| BRIEF |
In the lines below, how many hold the word "heading"? Answer only with the number.
········
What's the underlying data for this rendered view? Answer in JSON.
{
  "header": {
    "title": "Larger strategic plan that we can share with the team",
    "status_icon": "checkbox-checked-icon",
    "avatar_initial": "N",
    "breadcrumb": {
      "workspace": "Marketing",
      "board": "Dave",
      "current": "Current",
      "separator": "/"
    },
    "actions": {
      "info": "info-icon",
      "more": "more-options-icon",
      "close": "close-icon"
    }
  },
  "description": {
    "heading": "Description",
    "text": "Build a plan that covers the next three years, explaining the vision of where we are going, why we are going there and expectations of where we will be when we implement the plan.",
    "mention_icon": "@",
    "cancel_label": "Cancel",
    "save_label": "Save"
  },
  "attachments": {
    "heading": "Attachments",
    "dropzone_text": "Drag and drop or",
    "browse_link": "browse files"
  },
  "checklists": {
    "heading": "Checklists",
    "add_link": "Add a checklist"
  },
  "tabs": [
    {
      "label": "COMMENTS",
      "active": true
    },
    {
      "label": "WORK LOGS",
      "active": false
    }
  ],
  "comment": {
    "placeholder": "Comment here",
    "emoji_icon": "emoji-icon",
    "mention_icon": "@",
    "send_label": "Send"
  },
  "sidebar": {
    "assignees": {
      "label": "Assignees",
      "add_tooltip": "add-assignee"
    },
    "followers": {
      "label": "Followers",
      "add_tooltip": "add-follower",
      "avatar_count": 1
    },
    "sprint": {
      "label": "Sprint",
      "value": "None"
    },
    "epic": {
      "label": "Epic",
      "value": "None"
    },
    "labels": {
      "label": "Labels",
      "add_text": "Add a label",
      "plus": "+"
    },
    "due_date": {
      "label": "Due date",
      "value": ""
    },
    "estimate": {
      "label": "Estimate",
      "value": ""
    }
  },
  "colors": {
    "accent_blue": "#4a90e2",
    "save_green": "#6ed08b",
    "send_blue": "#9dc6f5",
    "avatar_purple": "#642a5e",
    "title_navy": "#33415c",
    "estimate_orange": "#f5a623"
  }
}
········
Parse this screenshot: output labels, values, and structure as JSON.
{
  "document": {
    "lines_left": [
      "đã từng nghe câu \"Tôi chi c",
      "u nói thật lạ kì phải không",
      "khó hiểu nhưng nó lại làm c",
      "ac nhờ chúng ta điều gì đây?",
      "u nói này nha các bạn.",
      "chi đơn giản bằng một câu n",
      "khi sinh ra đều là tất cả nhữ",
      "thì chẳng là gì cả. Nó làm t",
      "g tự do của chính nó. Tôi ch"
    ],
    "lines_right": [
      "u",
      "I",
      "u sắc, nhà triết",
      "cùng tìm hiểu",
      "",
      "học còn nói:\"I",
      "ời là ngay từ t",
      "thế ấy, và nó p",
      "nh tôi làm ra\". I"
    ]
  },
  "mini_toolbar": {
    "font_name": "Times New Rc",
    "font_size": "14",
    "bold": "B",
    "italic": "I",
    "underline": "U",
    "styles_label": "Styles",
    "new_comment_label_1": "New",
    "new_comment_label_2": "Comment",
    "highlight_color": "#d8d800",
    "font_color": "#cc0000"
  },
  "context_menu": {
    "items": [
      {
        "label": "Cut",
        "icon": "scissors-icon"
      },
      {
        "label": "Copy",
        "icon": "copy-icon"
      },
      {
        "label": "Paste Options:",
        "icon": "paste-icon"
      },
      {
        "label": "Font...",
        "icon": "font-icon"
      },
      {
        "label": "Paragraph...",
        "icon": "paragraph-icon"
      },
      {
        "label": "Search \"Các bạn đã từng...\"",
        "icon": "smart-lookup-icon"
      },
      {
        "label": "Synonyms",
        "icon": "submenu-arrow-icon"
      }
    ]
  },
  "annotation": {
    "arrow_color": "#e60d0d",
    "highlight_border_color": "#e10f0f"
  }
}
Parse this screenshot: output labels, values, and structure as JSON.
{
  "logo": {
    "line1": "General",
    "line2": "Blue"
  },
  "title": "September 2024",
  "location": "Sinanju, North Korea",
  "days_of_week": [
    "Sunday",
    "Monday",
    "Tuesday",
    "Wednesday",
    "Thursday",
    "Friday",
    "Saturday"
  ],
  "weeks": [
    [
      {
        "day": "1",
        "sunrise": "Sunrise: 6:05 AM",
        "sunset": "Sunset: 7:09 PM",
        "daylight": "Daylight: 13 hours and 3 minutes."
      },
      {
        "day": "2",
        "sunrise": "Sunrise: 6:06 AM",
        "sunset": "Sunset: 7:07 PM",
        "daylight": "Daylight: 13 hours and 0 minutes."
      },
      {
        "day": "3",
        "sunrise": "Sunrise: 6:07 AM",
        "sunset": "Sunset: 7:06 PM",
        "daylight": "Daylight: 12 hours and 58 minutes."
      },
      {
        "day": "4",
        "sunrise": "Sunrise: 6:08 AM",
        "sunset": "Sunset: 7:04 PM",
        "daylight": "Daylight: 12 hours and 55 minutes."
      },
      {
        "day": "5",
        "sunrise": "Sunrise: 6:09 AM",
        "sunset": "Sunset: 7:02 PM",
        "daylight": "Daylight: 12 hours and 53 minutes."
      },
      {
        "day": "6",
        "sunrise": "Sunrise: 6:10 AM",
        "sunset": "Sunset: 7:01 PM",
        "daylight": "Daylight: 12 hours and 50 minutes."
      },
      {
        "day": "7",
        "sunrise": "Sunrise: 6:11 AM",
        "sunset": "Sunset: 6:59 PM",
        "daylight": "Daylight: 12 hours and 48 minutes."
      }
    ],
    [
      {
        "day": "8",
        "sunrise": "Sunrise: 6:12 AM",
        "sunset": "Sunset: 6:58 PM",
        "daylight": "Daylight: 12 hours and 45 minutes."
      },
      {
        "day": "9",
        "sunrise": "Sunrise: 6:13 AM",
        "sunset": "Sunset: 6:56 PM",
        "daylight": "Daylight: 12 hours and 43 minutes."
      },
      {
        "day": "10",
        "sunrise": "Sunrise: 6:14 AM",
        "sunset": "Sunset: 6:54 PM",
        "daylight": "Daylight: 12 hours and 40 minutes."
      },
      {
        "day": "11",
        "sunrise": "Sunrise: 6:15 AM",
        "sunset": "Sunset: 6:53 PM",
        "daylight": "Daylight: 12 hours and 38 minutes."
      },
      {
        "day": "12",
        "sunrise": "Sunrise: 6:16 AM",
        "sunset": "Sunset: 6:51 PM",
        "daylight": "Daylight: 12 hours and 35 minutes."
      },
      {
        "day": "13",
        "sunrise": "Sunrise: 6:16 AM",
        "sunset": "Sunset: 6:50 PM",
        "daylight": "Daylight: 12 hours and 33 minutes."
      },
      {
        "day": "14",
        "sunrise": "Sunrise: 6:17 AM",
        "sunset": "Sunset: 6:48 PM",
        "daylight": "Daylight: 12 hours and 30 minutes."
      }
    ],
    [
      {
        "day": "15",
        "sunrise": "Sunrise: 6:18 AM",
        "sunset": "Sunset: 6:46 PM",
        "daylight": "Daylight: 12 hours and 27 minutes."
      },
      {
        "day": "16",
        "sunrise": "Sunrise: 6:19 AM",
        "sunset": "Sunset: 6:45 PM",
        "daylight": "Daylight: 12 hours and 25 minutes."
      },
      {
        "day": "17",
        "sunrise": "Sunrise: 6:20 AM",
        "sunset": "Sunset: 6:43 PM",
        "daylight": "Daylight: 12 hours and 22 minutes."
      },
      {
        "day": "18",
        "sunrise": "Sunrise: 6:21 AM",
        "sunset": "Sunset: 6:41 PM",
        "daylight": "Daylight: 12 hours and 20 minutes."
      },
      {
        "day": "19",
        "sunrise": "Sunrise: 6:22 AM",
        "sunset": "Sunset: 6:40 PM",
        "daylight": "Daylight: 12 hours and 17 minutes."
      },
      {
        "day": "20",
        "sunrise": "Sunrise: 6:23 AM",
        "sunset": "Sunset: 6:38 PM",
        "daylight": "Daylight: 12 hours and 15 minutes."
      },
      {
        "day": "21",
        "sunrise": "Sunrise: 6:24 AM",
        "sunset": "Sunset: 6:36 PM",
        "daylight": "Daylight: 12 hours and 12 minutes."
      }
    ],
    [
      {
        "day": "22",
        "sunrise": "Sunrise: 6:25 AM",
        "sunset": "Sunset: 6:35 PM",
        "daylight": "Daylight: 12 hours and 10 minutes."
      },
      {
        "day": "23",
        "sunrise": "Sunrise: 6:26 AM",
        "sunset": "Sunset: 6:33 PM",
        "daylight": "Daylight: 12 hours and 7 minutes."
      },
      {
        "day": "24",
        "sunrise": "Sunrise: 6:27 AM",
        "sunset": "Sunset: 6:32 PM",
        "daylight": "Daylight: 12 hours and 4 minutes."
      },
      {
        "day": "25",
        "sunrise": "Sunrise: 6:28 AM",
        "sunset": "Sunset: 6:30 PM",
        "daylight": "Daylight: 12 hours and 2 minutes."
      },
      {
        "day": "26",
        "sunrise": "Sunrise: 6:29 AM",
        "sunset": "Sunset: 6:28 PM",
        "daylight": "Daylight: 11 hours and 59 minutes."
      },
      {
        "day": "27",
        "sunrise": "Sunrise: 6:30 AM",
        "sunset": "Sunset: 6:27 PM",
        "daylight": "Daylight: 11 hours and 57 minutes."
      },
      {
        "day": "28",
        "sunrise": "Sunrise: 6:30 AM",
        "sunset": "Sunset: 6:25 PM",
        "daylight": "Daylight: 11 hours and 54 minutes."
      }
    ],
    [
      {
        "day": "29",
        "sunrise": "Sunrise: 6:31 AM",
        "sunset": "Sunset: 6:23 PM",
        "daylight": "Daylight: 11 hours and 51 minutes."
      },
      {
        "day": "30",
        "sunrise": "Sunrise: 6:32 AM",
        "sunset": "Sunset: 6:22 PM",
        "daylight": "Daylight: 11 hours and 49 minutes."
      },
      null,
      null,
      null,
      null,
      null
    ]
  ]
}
········
| RESPONSE FOR THIS EXERCISE |
3